WHAT IS BEING ASKED: Below are some records. Copy every line in them that holds "watermark".

Entries from a dataset:
• • • • • • •
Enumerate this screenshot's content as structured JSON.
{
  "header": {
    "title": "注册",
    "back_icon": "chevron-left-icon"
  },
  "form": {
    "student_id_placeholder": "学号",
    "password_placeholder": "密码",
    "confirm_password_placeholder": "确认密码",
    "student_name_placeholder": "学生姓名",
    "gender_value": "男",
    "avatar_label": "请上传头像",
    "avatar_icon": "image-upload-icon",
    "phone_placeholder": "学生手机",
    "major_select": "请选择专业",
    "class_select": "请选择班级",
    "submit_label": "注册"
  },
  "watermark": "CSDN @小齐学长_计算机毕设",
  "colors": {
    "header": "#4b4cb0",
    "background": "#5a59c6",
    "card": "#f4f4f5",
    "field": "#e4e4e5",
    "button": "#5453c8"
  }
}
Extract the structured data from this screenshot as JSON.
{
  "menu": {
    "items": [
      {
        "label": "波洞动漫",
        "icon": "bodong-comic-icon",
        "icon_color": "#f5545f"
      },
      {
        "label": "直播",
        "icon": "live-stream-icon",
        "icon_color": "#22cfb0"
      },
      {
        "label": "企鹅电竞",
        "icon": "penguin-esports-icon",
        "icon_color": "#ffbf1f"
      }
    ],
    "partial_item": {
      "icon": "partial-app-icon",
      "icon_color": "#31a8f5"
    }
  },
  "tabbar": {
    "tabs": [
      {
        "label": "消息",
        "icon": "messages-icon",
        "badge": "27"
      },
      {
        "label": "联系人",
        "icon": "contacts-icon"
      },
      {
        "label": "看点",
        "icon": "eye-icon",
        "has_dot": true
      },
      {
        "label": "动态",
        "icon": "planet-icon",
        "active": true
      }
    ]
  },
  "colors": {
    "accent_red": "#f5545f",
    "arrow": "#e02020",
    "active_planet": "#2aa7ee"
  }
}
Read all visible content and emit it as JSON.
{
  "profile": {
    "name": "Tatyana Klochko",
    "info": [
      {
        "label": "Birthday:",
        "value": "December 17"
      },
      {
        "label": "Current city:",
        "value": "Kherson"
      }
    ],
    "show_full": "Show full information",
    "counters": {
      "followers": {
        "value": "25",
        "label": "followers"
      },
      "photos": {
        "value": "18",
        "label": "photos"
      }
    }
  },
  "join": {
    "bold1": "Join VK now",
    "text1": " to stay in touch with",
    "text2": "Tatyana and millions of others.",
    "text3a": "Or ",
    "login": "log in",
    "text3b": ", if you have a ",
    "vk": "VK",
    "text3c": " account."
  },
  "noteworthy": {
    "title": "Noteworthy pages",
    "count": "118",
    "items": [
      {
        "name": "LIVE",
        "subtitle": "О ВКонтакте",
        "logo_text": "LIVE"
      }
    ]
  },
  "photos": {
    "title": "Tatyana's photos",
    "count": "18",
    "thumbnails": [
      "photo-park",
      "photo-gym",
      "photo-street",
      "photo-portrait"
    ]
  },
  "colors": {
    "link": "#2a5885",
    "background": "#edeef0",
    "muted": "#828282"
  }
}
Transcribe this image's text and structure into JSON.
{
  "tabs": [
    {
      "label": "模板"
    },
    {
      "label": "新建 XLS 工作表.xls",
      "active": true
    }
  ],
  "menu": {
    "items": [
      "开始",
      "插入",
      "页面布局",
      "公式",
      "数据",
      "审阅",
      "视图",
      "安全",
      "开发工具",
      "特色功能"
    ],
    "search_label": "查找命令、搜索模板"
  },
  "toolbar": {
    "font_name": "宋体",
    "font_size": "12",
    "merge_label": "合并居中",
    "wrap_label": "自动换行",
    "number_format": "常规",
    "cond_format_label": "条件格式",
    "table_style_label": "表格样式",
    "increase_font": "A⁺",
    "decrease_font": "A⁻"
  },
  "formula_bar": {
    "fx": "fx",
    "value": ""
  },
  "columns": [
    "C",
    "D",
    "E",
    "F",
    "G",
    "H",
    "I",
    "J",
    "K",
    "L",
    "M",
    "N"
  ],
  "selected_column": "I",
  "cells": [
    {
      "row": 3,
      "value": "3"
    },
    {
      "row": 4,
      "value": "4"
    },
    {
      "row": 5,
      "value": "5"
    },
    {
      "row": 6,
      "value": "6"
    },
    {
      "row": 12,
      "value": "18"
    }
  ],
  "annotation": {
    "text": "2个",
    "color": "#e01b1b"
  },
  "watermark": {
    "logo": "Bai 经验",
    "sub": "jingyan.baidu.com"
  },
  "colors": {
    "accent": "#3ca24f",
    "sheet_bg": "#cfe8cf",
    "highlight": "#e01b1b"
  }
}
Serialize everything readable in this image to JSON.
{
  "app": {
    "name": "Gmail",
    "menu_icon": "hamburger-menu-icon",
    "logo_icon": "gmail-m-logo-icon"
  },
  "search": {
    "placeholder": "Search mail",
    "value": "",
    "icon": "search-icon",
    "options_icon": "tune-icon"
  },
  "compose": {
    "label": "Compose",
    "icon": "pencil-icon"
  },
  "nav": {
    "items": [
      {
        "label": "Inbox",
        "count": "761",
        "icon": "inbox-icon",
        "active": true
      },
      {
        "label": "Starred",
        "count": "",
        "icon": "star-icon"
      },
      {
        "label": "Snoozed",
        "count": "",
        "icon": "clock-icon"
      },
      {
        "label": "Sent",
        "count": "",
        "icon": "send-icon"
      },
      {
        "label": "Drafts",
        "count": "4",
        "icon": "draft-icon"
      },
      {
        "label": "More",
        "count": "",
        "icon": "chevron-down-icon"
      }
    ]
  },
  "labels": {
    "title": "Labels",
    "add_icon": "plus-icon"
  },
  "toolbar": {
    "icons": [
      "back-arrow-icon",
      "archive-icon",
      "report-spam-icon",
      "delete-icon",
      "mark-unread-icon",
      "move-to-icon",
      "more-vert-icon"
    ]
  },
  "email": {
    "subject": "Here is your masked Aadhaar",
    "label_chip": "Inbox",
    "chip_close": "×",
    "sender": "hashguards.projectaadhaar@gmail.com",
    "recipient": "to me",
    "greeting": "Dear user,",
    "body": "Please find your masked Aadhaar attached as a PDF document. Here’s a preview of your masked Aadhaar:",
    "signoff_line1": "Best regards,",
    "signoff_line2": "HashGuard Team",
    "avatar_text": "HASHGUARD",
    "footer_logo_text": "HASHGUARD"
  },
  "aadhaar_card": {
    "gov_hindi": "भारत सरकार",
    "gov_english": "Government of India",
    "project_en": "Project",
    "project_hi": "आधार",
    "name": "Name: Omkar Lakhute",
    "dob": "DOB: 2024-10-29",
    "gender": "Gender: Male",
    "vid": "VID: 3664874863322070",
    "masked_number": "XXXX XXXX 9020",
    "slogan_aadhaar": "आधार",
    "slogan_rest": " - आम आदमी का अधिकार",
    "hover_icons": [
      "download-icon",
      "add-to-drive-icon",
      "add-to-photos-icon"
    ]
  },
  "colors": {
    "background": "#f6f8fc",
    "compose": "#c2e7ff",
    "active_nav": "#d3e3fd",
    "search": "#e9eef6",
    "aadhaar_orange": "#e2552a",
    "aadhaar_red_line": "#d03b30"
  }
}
• • • • • • •
SOLUTION BELOW:
  "watermark": "CSDN @小齐学长_计算机毕设",
  "watermark": {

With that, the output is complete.